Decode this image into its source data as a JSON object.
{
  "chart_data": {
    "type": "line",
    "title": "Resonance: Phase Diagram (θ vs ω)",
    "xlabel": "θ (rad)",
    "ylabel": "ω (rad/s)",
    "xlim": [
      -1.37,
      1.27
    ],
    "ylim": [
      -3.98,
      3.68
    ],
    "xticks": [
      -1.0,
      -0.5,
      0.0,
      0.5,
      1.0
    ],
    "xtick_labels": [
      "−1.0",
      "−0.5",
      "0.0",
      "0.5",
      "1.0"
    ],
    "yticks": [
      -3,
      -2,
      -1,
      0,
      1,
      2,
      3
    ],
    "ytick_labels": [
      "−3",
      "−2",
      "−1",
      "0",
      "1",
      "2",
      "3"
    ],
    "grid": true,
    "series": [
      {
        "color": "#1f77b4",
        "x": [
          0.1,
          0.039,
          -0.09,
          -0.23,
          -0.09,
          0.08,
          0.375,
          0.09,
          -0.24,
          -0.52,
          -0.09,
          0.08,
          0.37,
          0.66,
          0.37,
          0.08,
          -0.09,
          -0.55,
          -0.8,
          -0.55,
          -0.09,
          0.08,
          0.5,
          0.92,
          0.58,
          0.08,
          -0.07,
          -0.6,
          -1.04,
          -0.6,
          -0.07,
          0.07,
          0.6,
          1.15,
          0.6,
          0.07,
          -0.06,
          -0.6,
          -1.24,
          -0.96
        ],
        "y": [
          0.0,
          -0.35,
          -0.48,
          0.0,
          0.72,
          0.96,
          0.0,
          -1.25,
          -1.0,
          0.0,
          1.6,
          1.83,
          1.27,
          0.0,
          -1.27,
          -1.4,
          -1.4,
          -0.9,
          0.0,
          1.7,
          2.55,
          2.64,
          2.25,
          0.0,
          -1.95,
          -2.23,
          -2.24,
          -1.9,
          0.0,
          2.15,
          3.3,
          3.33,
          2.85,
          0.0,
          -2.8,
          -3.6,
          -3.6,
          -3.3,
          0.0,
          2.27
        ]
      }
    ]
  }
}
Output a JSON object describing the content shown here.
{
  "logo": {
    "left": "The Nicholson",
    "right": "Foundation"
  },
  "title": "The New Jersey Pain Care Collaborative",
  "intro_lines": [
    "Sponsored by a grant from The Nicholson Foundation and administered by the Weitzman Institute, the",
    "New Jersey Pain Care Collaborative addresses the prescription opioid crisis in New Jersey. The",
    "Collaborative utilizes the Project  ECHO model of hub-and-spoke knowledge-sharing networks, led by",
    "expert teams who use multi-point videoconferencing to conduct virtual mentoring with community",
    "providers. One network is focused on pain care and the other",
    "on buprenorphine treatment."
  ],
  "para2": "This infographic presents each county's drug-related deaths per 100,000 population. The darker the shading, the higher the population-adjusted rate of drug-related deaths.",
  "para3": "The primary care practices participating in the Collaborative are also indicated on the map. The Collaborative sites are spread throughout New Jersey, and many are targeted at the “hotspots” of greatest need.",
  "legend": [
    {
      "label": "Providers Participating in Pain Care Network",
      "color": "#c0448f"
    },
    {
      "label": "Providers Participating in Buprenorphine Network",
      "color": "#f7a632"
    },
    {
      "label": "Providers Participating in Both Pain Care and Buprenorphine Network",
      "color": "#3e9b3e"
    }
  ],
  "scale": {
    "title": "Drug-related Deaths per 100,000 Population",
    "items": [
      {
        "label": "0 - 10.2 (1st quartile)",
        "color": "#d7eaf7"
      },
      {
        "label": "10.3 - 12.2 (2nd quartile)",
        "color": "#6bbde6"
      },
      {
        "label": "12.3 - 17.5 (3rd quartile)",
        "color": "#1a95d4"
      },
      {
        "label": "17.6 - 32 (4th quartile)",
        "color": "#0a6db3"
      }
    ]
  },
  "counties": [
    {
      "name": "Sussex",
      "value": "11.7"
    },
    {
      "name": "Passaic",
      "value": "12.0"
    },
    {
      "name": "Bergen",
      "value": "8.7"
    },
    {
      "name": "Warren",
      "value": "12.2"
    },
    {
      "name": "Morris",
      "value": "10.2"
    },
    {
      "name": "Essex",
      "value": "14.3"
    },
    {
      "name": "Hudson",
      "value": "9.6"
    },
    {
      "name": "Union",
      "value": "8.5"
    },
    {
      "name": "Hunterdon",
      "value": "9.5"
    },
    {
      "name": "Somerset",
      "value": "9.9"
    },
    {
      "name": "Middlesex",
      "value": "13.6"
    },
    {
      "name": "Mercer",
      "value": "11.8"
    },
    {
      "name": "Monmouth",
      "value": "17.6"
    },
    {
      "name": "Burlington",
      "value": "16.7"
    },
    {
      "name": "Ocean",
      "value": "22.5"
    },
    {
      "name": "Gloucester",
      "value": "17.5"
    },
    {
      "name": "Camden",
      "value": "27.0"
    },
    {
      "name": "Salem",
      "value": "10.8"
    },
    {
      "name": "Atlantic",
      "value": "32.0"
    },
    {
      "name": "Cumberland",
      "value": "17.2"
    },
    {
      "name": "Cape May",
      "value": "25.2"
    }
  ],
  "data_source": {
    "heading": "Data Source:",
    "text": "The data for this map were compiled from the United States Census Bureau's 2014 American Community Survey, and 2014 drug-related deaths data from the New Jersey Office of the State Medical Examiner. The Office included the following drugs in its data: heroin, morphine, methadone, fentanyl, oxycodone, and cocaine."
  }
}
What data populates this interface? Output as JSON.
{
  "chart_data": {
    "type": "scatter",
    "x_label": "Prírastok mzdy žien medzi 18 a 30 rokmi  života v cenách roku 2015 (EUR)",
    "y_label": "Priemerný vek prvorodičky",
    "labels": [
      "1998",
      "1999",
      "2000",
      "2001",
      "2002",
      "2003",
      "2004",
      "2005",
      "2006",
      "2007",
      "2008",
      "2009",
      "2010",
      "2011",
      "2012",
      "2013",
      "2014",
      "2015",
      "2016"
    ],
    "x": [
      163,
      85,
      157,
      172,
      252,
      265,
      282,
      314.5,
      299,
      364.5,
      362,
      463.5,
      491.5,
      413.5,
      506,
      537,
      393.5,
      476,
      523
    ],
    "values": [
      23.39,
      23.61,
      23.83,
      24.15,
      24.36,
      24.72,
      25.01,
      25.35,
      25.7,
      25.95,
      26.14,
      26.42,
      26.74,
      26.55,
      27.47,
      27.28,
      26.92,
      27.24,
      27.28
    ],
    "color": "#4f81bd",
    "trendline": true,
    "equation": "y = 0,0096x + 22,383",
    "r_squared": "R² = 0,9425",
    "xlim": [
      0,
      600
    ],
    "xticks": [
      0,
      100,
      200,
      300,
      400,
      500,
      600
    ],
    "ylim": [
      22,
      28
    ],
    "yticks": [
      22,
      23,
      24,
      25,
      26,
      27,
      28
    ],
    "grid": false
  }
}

● ● ● ● ●

### [Prompt]
Output every record above exactly as it appears.

### [Final result]
Decode this image into its source data as a JSON object.
{
  "chart_data": {
    "type": "line",
    "title": "Resonance: Phase Diagram (θ vs ω)",
    "xlabel": "θ (rad)",
    "ylabel": "ω (rad/s)",
    "xlim": [
      -1.37,
      1.27
    ],
    "ylim": [
      -3.98,
      3.68
    ],
    "xticks": [
      -1.0,
      -0.5,
      0.0,
      0.5,
      1.0
    ],
    "xtick_labels": [
      "−1.0",
      "−0.5",
      "0.0",
      "0.5",
      "1.0"
    ],
    "yticks": [
      -3,
      -2,
      -1,
      0,
      1,
      2,
      3
    ],
    "ytick_labels": [
      "−3",
      "−2",
      "−1",
      "0",
      "1",
      "2",
      "3"
    ],
    "grid": true,
    "series": [
      {
        "color": "#1f77b4",
        "x": [
          0.1,
          0.039,
          -0.09,
          -0.23,
          -0.09,
          0.08,
          0.375,
          0.09,
          -0.24,
          -0.52,
          -0.09,
          0.08,
          0.37,
          0.66,
          0.37,
          0.08,
          -0.09,
          -0.55,
          -0.8,
          -0.55,
          -0.09,
          0.08,
          0.5,
          0.92,
          0.58,
          0.08,
          -0.07,
          -0.6,
          -1.04,
          -0.6,
          -0.07,
          0.07,
          0.6,
          1.15,
          0.6,
          0.07,
          -0.06,
          -0.6,
          -1.24,
          -0.96
        ],
        "y": [
          0.0,
          -0.35,
          -0.48,
          0.0,
          0.72,
          0.96,
          0.0,
          -1.25,
          -1.0,
          0.0,
          1.6,
          1.83,
          1.27,
          0.0,
          -1.27,
          -1.4,
          -1.4,
          -0.9,
          0.0,
          1.7,
          2.55,
          2.64,
          2.25,
          0.0,
          -1.95,
          -2.23,
          -2.24,
          -1.9,
          0.0,
          2.15,
          3.3,
          3.33,
          2.85,
          0.0,
          -2.8,
          -3.6,
          -3.6,
          -3.3,
          0.0,
          2.27
        ]
      }
    ]
  }
}
Output a JSON object describing the content shown here.
{
  "logo": {
    "left": "The Nicholson",
    "right": "Foundation"
  },
  "title": "The New Jersey Pain Care Collaborative",
  "intro_lines": [
    "Sponsored by a grant from The Nicholson Foundation and administered by the Weitzman Institute, the",
    "New Jersey Pain Care Collaborative addresses the prescription opioid crisis in New Jersey. The",
    "Collaborative utilizes the Project  ECHO model of hub-and-spoke knowledge-sharing networks, led by",
    "expert teams who use multi-point videoconferencing to conduct virtual mentoring with community",
    "providers. One network is focused on pain care and the other",
    "on buprenorphine treatment."
  ],
  "para2": "This infographic presents each county's drug-related deaths per 100,000 population. The darker the shading, the higher the population-adjusted rate of drug-related deaths.",
  "para3": "The primary care practices participating in the Collaborative are also indicated on the map. The Collaborative sites are spread throughout New Jersey, and many are targeted at the “hotspots” of greatest need.",
  "legend": [
    {
      "label": "Providers Participating in Pain Care Network",
      "color": "#c0448f"
    },
    {
      "label": "Providers Participating in Buprenorphine Network",
      "color": "#f7a632"
    },
    {
      "label": "Providers Participating in Both Pain Care and Buprenorphine Network",
      "color": "#3e9b3e"
    }
  ],
  "scale": {
    "title": "Drug-related Deaths per 100,000 Population",
    "items": [
      {
        "label": "0 - 10.2 (1st quartile)",
        "color": "#d7eaf7"
      },
      {
        "label": "10.3 - 12.2 (2nd quartile)",
        "color": "#6bbde6"
      },
      {
        "label": "12.3 - 17.5 (3rd quartile)",
        "color": "#1a95d4"
      },
      {
        "label": "17.6 - 32 (4th quartile)",
        "color": "#0a6db3"
      }
    ]
  },
  "counties": [
    {
      "name": "Sussex",
      "value": "11.7"
    },
    {
      "name": "Passaic",
      "value": "12.0"
    },
    {
      "name": "Bergen",
      "value": "8.7"
    },
    {
      "name": "Warren",
      "value": "12.2"
    },
    {
      "name": "Morris",
      "value": "10.2"
    },
    {
      "name": "Essex",
      "value": "14.3"
    },
    {
      "name": "Hudson",
      "value": "9.6"
    },
    {
      "name": "Union",
      "value": "8.5"
    },
    {
      "name": "Hunterdon",
      "value": "9.5"
    },
    {
      "name": "Somerset",
      "value": "9.9"
    },
    {
      "name": "Middlesex",
      "value": "13.6"
    },
    {
      "name": "Mercer",
      "value": "11.8"
    },
    {
      "name": "Monmouth",
      "value": "17.6"
    },
    {
      "name": "Burlington",
      "value": "16.7"
    },
    {
      "name": "Ocean",
      "value": "22.5"
    },
    {
      "name": "Gloucester",
      "value": "17.5"
    },
    {
      "name": "Camden",
      "value": "27.0"
    },
    {
      "name": "Salem",
      "value": "10.8"
    },
    {
      "name": "Atlantic",
      "value": "32.0"
    },
    {
      "name": "Cumberland",
      "value": "17.2"
    },
    {
      "name": "Cape May",
      "value": "25.2"
    }
  ],
  "data_source": {
    "heading": "Data Source:",
    "text": "The data for this map were compiled from the United States Census Bureau's 2014 American Community Survey, and 2014 drug-related deaths data from the New Jersey Office of the State Medical Examiner. The Office included the following drugs in its data: heroin, morphine, methadone, fentanyl, oxycodone, and cocaine."
  }
}
What data populates this interface? Output as JSON.
{
  "chart_data": {
    "type": "scatter",
    "x_label": "Prírastok mzdy žien medzi 18 a 30 rokmi  života v cenách roku 2015 (EUR)",
    "y_label": "Priemerný vek prvorodičky",
    "labels": [
      "1998",
      "1999",
      "2000",
      "2001",
      "2002",
      "2003",
      "2004",
      "2005",
      "2006",
      "2007",
      "2008",
      "2009",
      "2010",
      "2011",
      "2012",
      "2013",
      "2014",
      "2015",
      "2016"
    ],
    "x": [
      163,
      85,
      157,
      172,
      252,
      265,
      282,
      314.5,
      299,
      364.5,
      362,
      463.5,
      491.5,
      413.5,
      506,
      537,
      393.5,
      476,
      523
    ],
    "values": [
      23.39,
      23.61,
      23.83,
      24.15,
      24.36,
      24.72,
      25.01,
      25.35,
      25.7,
      25.95,
      26.14,
      26.42,
      26.74,
      26.55,
      27.47,
      27.28,
      26.92,
      27.24,
      27.28
    ],
    "color": "#4f81bd",
    "trendline": true,
    "equation": "y = 0,0096x + 22,383",
    "r_squared": "R² = 0,9425",
    "xlim": [
      0,
      600
    ],
    "xticks": [
      0,
      100,
      200,
      300,
      400,
      500,
      600
    ],
    "ylim": [
      22,
      28
    ],
    "yticks": [
      22,
      23,
      24,
      25,
      26,
      27,
      28
    ],
    "grid": false
  }
}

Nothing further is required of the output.